** START OF INPUT FOR THIS TASK **

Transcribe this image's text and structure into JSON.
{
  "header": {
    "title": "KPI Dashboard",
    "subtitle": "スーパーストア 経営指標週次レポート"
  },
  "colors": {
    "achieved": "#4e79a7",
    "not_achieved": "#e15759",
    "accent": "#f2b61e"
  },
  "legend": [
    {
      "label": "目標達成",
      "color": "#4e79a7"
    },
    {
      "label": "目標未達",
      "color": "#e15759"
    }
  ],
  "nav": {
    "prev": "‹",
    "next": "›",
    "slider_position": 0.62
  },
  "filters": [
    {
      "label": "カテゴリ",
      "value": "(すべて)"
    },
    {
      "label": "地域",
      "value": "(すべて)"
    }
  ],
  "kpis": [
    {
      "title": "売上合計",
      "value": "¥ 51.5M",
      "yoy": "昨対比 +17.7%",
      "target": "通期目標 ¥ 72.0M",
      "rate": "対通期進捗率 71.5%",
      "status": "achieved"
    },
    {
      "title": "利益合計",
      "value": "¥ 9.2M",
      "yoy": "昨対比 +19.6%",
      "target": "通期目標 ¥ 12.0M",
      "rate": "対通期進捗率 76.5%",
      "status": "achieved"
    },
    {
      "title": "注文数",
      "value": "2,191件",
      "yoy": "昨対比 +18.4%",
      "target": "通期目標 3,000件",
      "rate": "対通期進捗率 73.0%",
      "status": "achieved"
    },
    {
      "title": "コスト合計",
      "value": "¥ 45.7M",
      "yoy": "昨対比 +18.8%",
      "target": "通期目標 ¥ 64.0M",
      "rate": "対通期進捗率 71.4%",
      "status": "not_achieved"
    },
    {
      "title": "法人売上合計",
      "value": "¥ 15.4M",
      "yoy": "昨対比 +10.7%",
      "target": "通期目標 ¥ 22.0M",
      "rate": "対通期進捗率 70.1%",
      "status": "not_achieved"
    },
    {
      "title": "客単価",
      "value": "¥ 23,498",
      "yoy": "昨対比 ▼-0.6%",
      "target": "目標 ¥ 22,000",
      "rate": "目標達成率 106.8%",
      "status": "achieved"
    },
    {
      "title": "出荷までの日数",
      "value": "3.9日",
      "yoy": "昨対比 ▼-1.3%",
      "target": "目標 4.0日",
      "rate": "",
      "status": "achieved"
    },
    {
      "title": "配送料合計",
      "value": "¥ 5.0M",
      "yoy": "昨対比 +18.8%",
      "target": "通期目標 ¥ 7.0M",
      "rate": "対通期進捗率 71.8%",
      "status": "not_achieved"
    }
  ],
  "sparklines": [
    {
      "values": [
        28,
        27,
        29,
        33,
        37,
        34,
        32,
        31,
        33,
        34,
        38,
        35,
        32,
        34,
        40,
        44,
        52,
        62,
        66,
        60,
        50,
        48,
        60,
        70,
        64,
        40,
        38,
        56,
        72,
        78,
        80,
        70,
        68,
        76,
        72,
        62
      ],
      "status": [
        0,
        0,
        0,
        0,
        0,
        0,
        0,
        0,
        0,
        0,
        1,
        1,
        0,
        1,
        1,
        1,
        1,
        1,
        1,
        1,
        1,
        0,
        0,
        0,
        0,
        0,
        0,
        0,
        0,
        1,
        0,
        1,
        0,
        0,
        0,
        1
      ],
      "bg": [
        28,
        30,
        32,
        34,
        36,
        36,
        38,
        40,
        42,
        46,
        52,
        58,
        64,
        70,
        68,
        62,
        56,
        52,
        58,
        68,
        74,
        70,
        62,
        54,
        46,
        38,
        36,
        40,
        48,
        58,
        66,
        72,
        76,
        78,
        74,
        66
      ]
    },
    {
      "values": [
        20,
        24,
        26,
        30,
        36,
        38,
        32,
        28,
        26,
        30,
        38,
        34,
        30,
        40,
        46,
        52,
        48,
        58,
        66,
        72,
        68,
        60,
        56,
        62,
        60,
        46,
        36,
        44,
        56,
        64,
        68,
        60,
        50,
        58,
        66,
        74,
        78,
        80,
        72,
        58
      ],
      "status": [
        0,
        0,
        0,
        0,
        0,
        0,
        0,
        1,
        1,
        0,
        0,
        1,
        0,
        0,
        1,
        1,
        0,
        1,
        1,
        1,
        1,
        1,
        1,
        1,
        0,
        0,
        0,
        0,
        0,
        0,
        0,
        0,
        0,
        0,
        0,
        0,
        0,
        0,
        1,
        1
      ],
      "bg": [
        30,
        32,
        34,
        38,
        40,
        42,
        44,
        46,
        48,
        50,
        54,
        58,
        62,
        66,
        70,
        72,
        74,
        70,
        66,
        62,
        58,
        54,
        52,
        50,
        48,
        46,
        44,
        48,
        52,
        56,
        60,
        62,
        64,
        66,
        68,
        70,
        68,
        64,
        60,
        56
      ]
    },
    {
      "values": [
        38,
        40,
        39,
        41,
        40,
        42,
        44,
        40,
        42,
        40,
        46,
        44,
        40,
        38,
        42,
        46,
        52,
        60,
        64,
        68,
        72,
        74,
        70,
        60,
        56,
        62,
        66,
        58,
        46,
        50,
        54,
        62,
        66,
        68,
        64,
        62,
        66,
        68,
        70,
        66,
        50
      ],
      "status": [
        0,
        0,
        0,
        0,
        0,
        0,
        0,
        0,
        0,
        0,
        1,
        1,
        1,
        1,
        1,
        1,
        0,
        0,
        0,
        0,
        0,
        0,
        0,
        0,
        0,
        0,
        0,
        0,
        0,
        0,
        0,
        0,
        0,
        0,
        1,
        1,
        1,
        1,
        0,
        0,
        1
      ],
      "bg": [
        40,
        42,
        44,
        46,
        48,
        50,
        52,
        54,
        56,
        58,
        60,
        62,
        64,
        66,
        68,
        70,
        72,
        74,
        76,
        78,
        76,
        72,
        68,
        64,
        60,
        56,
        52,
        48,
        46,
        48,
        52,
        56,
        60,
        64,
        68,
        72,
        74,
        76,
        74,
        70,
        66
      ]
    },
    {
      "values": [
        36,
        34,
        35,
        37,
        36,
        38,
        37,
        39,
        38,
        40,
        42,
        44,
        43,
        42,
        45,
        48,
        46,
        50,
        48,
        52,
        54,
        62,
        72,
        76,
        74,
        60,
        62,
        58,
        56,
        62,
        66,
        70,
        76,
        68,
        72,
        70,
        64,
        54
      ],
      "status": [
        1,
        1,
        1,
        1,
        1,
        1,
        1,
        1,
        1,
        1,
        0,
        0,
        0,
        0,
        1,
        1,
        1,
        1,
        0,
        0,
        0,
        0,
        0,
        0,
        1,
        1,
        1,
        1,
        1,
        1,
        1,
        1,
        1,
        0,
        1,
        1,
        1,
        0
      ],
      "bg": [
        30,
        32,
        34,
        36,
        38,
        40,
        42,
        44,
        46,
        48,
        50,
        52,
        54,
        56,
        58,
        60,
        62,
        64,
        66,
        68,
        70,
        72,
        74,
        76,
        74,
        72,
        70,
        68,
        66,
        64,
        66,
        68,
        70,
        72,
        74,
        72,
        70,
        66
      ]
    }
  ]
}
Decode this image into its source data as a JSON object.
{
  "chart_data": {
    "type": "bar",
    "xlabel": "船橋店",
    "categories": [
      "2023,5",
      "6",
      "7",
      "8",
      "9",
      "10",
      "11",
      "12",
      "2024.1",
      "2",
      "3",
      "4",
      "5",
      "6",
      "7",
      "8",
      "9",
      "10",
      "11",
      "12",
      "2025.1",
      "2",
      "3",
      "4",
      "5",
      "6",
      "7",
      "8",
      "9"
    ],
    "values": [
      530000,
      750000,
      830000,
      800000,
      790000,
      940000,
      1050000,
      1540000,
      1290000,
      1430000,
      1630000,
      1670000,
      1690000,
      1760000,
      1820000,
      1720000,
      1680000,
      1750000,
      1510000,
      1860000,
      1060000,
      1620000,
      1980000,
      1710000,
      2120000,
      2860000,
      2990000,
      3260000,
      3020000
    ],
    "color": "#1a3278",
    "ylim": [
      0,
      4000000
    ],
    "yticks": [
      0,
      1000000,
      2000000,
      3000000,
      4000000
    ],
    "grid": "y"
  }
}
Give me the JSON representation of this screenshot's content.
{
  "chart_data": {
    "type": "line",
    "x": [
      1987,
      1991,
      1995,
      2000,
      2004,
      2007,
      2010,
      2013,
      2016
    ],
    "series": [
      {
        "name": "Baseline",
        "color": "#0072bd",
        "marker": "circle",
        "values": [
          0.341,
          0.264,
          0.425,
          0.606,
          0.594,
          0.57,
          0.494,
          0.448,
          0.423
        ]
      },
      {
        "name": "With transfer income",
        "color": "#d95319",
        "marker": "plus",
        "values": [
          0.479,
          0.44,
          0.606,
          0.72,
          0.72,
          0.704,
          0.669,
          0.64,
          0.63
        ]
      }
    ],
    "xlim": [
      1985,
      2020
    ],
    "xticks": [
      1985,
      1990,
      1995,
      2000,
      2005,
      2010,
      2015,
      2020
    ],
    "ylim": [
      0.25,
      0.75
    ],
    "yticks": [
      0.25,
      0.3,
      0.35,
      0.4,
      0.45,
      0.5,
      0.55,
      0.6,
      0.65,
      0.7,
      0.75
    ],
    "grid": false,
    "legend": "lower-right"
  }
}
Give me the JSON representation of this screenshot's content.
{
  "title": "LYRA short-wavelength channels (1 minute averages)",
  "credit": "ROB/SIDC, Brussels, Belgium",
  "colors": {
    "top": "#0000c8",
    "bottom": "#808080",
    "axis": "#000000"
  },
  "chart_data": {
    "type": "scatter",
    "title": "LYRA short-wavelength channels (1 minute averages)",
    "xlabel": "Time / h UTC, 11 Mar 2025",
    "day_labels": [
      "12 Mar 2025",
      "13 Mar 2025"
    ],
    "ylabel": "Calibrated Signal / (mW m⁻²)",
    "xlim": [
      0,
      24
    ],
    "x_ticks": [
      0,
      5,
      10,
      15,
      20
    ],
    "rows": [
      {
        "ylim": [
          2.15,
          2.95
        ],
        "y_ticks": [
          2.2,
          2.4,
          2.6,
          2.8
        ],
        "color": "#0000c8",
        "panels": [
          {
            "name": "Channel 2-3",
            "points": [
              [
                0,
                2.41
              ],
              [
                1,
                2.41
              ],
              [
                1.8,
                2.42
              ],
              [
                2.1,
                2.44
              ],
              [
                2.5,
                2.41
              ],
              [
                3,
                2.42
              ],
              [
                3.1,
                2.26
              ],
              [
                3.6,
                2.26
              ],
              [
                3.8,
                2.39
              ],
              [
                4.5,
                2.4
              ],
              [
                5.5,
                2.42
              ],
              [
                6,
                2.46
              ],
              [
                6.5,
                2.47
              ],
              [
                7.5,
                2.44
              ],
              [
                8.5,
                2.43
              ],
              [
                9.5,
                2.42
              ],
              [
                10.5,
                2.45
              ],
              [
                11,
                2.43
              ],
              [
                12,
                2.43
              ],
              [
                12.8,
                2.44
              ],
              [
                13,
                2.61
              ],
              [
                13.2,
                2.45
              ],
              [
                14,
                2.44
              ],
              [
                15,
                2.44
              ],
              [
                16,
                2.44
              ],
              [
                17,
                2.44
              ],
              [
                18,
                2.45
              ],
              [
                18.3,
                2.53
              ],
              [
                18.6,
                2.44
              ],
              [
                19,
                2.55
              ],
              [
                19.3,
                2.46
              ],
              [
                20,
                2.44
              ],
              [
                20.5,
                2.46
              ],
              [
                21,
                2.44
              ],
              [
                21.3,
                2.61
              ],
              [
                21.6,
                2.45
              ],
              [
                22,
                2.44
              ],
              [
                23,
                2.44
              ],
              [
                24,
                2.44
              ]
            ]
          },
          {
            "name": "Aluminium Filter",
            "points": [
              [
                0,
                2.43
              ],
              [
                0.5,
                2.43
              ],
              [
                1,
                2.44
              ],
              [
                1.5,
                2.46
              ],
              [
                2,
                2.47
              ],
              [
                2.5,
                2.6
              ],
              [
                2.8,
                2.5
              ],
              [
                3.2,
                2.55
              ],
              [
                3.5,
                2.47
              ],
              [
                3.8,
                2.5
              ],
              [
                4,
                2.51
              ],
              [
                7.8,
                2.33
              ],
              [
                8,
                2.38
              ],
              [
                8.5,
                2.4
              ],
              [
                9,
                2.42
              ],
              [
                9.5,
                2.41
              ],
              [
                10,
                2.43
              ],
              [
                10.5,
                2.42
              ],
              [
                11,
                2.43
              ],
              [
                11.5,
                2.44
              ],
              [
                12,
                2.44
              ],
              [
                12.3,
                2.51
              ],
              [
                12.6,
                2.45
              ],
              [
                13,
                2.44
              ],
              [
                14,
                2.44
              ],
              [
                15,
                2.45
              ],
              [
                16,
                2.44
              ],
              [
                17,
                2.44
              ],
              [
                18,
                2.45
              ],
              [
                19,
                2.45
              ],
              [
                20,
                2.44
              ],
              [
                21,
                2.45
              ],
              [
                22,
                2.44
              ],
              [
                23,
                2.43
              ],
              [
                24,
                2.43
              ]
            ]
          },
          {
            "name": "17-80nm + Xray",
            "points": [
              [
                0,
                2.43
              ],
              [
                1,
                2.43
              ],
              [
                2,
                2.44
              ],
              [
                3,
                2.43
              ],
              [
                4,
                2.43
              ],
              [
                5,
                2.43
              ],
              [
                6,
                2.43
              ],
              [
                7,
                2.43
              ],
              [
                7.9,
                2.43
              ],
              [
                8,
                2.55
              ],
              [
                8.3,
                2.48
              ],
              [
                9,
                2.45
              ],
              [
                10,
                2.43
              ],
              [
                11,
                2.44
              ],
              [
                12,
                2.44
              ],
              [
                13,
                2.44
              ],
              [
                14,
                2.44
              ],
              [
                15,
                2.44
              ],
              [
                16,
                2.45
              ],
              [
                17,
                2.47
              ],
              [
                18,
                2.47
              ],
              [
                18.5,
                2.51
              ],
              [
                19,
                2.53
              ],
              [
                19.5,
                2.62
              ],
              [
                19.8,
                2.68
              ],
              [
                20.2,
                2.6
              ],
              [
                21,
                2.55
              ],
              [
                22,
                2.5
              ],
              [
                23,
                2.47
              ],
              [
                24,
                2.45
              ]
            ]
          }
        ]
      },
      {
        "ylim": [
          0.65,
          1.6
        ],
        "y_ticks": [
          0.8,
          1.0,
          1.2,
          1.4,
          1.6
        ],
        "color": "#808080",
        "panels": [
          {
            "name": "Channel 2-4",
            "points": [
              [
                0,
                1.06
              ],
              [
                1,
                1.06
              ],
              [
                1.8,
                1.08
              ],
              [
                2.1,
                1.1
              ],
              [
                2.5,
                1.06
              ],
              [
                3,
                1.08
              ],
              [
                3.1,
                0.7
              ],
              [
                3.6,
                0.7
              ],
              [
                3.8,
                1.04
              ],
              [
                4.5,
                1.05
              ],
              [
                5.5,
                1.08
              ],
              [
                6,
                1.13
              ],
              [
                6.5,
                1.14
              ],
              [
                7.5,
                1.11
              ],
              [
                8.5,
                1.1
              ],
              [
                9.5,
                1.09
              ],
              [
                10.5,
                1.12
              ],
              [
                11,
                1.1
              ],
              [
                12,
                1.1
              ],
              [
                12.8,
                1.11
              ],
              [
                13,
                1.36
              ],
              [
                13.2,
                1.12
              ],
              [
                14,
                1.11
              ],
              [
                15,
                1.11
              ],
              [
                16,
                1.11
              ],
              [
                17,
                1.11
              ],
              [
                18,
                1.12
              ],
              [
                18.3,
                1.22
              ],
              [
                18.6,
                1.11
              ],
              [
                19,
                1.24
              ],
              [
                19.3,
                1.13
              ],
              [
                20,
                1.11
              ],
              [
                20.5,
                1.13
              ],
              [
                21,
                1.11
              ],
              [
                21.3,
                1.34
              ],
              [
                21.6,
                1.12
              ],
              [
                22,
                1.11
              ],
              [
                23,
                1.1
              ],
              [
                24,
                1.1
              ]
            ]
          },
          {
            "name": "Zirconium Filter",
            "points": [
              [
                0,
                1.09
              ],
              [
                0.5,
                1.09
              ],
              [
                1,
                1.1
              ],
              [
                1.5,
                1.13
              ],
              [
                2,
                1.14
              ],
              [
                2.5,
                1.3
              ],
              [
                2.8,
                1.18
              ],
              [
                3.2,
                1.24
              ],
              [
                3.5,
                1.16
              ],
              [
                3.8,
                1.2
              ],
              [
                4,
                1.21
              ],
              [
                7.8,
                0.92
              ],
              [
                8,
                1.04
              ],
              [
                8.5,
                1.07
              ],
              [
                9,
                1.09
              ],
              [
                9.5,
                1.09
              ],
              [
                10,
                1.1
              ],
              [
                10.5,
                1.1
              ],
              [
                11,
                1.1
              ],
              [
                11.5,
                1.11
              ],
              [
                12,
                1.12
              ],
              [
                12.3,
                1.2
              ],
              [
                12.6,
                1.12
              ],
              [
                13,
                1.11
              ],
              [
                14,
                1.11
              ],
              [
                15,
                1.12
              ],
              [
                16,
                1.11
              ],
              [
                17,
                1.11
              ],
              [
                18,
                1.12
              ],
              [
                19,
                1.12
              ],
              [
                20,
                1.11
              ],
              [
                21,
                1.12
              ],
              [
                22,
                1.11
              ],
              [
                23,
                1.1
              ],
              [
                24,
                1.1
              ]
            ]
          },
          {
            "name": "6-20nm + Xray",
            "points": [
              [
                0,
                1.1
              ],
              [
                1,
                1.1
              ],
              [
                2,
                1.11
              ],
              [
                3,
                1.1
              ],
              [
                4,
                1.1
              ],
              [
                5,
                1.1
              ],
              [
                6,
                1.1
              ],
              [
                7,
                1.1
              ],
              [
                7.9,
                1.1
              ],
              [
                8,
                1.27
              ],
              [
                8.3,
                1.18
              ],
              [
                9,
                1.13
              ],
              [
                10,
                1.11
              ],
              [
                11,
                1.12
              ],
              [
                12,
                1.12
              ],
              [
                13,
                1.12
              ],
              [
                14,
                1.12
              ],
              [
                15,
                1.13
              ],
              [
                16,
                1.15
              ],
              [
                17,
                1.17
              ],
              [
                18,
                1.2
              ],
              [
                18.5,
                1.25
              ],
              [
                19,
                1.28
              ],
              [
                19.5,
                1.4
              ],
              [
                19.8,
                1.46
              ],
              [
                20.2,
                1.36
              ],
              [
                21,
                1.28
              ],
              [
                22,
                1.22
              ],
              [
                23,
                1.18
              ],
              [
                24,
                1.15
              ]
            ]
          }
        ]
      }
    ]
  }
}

** END OF INPUT FOR THIS TASK **

[WHAT TO DO]:
Copy each line above that contains the string "short".

[OUTPUT]:
  "title": "LYRA short-wavelength channels (1 minute averages)",
    "title": "LYRA short-wavelength channels (1 minute averages)",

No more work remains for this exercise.